Start of Records provided

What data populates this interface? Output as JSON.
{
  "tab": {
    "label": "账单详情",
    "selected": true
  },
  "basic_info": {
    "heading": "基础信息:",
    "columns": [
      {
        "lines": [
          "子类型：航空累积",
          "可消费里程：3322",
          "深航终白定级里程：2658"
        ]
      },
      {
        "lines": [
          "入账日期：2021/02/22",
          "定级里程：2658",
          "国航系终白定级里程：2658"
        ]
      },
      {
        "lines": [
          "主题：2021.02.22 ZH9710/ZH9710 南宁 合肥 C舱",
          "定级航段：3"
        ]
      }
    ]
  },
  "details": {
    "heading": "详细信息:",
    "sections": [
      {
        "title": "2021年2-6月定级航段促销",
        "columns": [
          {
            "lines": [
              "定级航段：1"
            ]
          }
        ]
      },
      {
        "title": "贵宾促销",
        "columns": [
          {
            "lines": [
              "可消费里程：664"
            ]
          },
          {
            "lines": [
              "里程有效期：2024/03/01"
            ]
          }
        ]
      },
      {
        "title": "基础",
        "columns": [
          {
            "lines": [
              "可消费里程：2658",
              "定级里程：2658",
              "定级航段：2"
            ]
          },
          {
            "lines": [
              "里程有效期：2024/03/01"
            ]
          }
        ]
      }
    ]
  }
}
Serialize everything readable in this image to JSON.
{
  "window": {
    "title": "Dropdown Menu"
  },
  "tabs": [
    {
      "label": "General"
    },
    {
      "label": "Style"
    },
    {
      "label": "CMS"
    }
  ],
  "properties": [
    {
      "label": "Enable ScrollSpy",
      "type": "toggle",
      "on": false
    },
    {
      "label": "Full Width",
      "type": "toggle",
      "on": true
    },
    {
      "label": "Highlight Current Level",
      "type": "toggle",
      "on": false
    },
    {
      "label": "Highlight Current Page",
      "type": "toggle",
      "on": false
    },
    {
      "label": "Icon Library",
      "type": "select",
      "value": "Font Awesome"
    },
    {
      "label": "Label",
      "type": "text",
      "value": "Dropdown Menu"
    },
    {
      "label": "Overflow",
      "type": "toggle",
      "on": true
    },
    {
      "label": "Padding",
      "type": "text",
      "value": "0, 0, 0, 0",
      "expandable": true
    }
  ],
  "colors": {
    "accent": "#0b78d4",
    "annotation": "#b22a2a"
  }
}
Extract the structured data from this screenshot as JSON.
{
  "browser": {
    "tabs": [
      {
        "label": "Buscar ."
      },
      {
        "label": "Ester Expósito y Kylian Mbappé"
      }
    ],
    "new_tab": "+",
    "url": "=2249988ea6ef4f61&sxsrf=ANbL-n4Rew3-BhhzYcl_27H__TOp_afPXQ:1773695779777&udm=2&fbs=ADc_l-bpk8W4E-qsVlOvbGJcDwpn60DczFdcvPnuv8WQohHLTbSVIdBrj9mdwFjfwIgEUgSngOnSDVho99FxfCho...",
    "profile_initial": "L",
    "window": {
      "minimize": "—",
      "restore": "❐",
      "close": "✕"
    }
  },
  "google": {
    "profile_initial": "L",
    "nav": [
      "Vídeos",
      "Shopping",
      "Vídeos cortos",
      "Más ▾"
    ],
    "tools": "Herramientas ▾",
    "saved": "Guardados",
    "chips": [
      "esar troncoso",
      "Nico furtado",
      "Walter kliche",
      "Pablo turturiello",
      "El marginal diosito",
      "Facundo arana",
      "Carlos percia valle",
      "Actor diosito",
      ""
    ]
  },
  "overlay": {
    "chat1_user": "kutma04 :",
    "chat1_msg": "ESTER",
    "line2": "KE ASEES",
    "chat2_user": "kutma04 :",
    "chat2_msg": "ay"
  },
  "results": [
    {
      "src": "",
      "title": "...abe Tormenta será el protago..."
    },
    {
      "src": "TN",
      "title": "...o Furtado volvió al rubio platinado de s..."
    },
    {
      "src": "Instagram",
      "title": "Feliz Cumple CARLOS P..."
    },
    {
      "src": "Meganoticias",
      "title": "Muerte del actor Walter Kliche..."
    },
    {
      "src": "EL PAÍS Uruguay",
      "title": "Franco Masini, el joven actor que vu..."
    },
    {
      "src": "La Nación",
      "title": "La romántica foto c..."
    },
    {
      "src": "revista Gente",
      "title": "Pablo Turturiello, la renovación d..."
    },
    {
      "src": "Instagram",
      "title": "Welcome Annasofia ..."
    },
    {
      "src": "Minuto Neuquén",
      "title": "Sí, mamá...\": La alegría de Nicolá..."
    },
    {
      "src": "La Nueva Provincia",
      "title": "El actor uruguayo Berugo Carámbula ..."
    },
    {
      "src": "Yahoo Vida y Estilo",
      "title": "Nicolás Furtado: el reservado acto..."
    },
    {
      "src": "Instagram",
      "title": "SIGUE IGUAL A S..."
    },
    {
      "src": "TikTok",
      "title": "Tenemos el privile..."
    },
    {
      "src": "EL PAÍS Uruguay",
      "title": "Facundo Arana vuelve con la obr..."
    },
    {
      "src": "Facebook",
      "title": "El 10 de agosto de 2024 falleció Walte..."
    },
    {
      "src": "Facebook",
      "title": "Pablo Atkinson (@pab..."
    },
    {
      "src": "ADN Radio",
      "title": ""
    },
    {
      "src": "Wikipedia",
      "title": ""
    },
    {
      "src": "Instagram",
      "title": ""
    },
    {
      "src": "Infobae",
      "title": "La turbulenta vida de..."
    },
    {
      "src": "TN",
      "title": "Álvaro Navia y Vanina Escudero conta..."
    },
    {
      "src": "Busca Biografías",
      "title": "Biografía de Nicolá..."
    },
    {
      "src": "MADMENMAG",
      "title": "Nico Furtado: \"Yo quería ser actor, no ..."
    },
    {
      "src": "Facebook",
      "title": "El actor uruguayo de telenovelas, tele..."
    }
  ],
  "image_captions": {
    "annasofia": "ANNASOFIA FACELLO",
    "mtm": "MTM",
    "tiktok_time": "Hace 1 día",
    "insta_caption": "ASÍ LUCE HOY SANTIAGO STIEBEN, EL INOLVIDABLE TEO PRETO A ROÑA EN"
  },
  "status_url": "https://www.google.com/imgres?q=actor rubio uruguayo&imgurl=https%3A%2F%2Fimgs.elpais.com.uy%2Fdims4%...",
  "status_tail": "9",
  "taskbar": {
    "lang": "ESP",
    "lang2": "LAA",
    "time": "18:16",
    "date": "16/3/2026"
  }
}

End of Records provided

Task brief
Say how many lines in the records contain the string "Facundo", and say nothing else.

The solution
2